[Entries supplied]
╔══

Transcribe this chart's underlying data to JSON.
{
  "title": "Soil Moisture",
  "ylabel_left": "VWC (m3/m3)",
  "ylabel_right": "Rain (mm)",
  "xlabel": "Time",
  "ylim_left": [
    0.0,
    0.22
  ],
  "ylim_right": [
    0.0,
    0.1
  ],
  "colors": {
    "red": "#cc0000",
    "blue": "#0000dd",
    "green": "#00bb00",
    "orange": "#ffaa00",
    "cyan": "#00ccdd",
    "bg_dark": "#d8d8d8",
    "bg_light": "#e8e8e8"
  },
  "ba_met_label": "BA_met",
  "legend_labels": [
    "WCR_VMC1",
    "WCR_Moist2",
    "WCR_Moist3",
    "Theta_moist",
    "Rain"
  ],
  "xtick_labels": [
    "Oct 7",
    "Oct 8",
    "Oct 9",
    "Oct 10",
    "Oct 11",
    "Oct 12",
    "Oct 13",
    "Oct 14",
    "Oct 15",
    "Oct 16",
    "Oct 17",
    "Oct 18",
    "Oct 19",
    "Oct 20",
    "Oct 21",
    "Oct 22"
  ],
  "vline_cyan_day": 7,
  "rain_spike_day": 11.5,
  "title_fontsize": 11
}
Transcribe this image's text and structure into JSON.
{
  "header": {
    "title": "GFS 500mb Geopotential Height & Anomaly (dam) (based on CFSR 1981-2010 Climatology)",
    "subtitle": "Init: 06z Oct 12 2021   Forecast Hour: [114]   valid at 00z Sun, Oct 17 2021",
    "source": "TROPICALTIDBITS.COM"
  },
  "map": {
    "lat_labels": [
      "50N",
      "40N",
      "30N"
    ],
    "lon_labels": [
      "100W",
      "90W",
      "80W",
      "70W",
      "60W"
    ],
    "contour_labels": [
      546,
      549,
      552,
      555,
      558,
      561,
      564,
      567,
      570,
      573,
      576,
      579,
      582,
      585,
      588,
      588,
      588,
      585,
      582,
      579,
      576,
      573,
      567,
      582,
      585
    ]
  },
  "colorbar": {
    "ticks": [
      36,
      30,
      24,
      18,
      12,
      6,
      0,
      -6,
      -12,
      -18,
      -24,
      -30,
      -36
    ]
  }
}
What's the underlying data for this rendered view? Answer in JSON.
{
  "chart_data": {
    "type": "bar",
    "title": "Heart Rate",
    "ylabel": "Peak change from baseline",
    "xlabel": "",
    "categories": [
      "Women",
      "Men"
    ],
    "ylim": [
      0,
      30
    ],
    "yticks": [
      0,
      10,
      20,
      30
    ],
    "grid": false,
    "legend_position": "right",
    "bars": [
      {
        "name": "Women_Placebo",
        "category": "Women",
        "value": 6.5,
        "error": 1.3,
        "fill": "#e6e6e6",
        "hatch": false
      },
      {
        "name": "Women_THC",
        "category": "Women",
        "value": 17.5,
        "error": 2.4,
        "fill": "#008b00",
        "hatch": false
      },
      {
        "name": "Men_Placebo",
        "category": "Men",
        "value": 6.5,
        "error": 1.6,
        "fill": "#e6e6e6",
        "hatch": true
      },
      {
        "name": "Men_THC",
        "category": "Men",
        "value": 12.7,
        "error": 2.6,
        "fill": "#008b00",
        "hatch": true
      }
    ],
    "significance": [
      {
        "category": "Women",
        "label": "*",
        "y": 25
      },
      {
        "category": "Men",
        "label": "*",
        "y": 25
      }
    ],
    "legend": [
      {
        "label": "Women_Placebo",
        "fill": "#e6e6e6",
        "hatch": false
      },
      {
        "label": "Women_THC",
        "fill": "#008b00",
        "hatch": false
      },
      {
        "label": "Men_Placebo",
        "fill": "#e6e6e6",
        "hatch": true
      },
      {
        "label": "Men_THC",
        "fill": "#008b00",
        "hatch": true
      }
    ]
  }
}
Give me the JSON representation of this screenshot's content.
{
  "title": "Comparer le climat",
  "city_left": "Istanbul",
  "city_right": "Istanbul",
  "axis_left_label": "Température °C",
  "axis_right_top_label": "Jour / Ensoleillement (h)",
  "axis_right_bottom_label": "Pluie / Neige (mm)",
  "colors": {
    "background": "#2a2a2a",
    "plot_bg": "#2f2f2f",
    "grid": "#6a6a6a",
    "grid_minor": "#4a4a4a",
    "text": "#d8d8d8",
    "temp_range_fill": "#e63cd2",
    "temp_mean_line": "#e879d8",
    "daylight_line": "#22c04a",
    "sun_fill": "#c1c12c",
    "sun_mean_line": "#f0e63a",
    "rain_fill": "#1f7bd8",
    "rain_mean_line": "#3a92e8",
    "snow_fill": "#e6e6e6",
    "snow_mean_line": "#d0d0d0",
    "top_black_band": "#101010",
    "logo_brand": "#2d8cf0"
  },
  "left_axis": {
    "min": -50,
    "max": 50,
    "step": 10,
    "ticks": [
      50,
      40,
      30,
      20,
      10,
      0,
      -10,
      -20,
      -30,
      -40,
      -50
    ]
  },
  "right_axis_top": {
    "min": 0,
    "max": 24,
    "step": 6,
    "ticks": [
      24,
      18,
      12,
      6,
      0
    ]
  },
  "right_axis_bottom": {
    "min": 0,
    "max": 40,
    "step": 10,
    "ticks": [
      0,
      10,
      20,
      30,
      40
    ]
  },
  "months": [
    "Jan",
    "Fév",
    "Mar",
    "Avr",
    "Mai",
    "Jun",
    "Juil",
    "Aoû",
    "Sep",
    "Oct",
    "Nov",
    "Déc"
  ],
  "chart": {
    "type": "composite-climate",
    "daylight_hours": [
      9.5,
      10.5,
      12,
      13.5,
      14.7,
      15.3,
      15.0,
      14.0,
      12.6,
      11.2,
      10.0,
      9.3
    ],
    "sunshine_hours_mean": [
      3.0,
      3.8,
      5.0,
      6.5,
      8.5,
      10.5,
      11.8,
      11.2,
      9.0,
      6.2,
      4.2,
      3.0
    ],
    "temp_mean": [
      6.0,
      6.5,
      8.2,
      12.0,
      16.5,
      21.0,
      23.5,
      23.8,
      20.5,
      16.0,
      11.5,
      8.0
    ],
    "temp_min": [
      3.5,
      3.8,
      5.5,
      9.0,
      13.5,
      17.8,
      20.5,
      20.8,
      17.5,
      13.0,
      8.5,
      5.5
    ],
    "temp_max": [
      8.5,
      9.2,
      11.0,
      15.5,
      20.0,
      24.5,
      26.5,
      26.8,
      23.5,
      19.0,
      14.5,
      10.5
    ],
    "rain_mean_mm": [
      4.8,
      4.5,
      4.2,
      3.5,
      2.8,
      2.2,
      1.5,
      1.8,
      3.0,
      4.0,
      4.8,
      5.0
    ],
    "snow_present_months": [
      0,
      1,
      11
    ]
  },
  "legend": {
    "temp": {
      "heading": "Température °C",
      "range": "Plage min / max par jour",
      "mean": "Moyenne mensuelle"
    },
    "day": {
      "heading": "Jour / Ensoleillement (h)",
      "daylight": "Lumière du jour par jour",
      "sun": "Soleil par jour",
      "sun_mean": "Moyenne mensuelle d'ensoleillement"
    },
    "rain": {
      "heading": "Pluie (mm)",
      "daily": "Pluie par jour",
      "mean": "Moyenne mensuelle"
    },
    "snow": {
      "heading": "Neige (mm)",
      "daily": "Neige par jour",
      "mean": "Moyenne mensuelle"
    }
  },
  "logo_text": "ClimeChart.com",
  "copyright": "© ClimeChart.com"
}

╚══

[Short exercise] Each line in the listing above that contains "Température" should be copied.

[The completed task]
  "axis_left_label": "Température °C",
      "heading": "Température °C",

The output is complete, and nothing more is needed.